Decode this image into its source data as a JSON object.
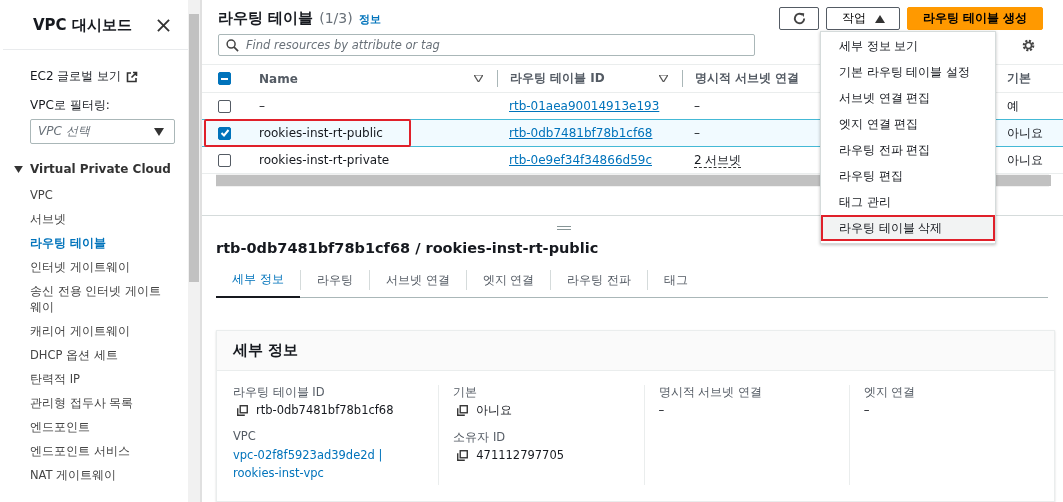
{
  "sidebar": {
    "title": "VPC 대시보드",
    "global_view_link": "EC2 글로벌 보기",
    "filter_label": "VPC로 필터링:",
    "filter_select": {
      "placeholder": "VPC 선택"
    },
    "section": {
      "label": "Virtual Private Cloud",
      "expanded": true
    },
    "items": [
      {
        "label": "VPC",
        "selected": false
      },
      {
        "label": "서브넷",
        "selected": false
      },
      {
        "label": "라우팅 테이블",
        "selected": true
      },
      {
        "label": "인터넷 게이트웨이",
        "selected": false
      },
      {
        "label": "송신 전용 인터넷 게이트웨이",
        "selected": false
      },
      {
        "label": "캐리어 게이트웨이",
        "selected": false
      },
      {
        "label": "DHCP 옵션 세트",
        "selected": false
      },
      {
        "label": "탄력적 IP",
        "selected": false
      },
      {
        "label": "관리형 접두사 목록",
        "selected": false
      },
      {
        "label": "엔드포인트",
        "selected": false
      },
      {
        "label": "엔드포인트 서비스",
        "selected": false
      },
      {
        "label": "NAT 게이트웨이",
        "selected": false
      }
    ]
  },
  "table_panel": {
    "title": "라우팅 테이블",
    "count": "(1/3)",
    "info_link": "정보",
    "actions_button": "작업",
    "create_button": "라우팅 테이블 생성",
    "search": {
      "placeholder": "Find resources by attribute or tag"
    },
    "select_all": {
      "indeterminate": true
    },
    "columns": [
      "Name",
      "라우팅 테이블 ID",
      "명시적 서브넷 연결",
      "기본"
    ],
    "rows": [
      {
        "selected": false,
        "outlined": false,
        "name": "–",
        "id": "rtb-01aea90014913e193",
        "subnets": "–",
        "subnets_link": false,
        "default": "예"
      },
      {
        "selected": true,
        "outlined": true,
        "name": "rookies-inst-rt-public",
        "id": "rtb-0db7481bf78b1cf68",
        "subnets": "–",
        "subnets_link": false,
        "default": "아니요"
      },
      {
        "selected": false,
        "outlined": false,
        "name": "rookies-inst-rt-private",
        "id": "rtb-0e9ef34f34866d59c",
        "subnets": "2 서브넷",
        "subnets_link": true,
        "default": "아니요"
      }
    ]
  },
  "actions_menu": [
    {
      "label": "세부 정보 보기",
      "outlined": false
    },
    {
      "label": "기본 라우팅 테이블 설정",
      "outlined": false
    },
    {
      "label": "서브넷 연결 편집",
      "outlined": false
    },
    {
      "label": "엣지 연결 편집",
      "outlined": false
    },
    {
      "label": "라우팅 전파 편집",
      "outlined": false
    },
    {
      "label": "라우팅 편집",
      "outlined": false
    },
    {
      "label": "태그 관리",
      "outlined": false
    },
    {
      "label": "라우팅 테이블 삭제",
      "outlined": true
    }
  ],
  "detail": {
    "title": "rtb-0db7481bf78b1cf68 / rookies-inst-rt-public",
    "tabs": [
      {
        "label": "세부 정보",
        "selected": true
      },
      {
        "label": "라우팅",
        "selected": false
      },
      {
        "label": "서브넷 연결",
        "selected": false
      },
      {
        "label": "엣지 연결",
        "selected": false
      },
      {
        "label": "라우팅 전파",
        "selected": false
      },
      {
        "label": "태그",
        "selected": false
      }
    ],
    "card_title": "세부 정보",
    "columns": [
      [
        {
          "label": "라우팅 테이블 ID",
          "value": "rtb-0db7481bf78b1cf68",
          "kind": "copy"
        },
        {
          "label": "VPC",
          "value": "vpc-02f8f5923ad39de2d | rookies-inst-vpc",
          "kind": "link"
        }
      ],
      [
        {
          "label": "기본",
          "value": "아니요",
          "kind": "copy"
        },
        {
          "label": "소유자 ID",
          "value": "471112797705",
          "kind": "copy"
        }
      ],
      [
        {
          "label": "명시적 서브넷 연결",
          "value": "–",
          "kind": "plain"
        }
      ],
      [
        {
          "label": "엣지 연결",
          "value": "–",
          "kind": "plain"
        }
      ]
    ]
  }
}
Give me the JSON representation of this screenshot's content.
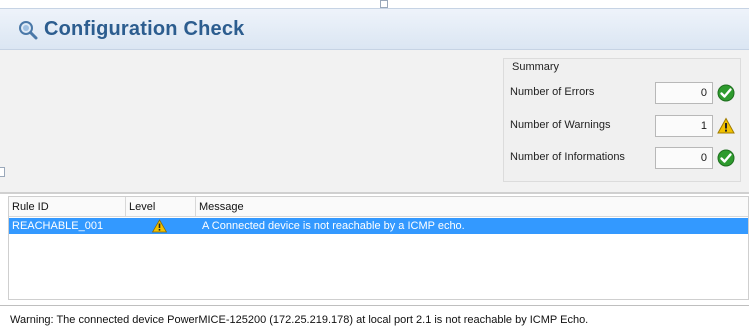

========================================

DIRECTIONS:
Using the material above, copy every line in which the string "value" occurs.

ANSWER:
          "value": "rtb-0db7481bf78b1cf68",
          "value": "vpc-02f8f5923ad39de2d | rookies-inst-vpc",
          "value": "아니요",
          "value": "471112797705",
          "value": "–",
          "value": "–",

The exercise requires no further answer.